[Directions] Type out all the records word for word. Any pictures are to be left out.

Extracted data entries
::::
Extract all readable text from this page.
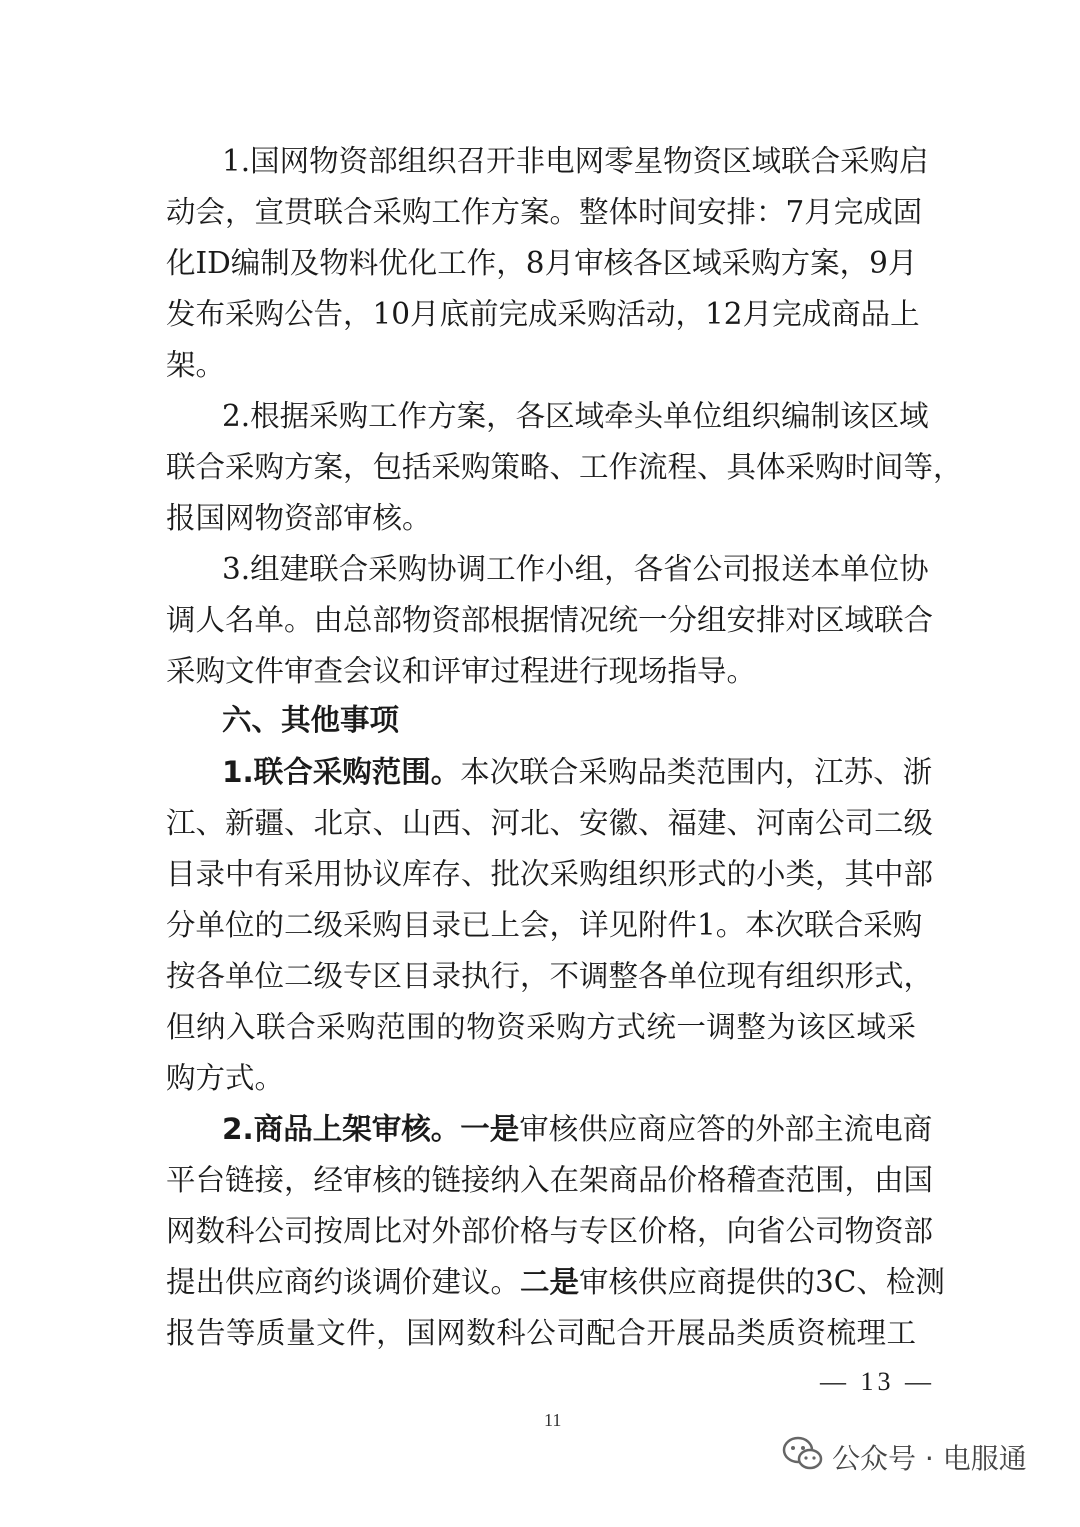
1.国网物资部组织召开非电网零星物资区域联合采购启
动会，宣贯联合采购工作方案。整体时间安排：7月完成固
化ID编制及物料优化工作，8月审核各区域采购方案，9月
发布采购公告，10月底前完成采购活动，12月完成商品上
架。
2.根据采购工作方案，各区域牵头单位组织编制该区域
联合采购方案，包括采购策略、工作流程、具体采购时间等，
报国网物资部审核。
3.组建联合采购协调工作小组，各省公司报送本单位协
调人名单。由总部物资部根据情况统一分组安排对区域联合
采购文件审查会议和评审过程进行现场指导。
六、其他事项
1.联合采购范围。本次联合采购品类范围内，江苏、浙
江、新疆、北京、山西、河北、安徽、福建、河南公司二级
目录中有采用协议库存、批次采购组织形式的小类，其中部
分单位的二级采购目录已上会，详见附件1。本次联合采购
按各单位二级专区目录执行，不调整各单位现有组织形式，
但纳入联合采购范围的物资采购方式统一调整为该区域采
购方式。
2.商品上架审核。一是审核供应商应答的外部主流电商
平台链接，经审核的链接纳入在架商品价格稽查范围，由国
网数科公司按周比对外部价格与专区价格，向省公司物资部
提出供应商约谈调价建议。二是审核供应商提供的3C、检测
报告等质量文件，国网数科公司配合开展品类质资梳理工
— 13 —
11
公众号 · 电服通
::::
[Exercise solution]
Extract all readable text from this page.
1.国网物资部组织召开非电网零星物资区域联合采购启
动会，宣贯联合采购工作方案。整体时间安排：7月完成固
化ID编制及物料优化工作，8月审核各区域采购方案，9月
发布采购公告，10月底前完成采购活动，12月完成商品上
架。
2.根据采购工作方案，各区域牵头单位组织编制该区域
联合采购方案，包括采购策略、工作流程、具体采购时间等，
报国网物资部审核。
3.组建联合采购协调工作小组，各省公司报送本单位协
调人名单。由总部物资部根据情况统一分组安排对区域联合
采购文件审查会议和评审过程进行现场指导。
六、其他事项
1.联合采购范围。本次联合采购品类范围内，江苏、浙
江、新疆、北京、山西、河北、安徽、福建、河南公司二级
目录中有采用协议库存、批次采购组织形式的小类，其中部
分单位的二级采购目录已上会，详见附件1。本次联合采购
按各单位二级专区目录执行，不调整各单位现有组织形式，
但纳入联合采购范围的物资采购方式统一调整为该区域采
购方式。
2.商品上架审核。一是审核供应商应答的外部主流电商
平台链接，经审核的链接纳入在架商品价格稽查范围，由国
网数科公司按周比对外部价格与专区价格，向省公司物资部
提出供应商约谈调价建议。二是审核供应商提供的3C、检测
报告等质量文件，国网数科公司配合开展品类质资梳理工
— 13 —
11
公众号 · 电服通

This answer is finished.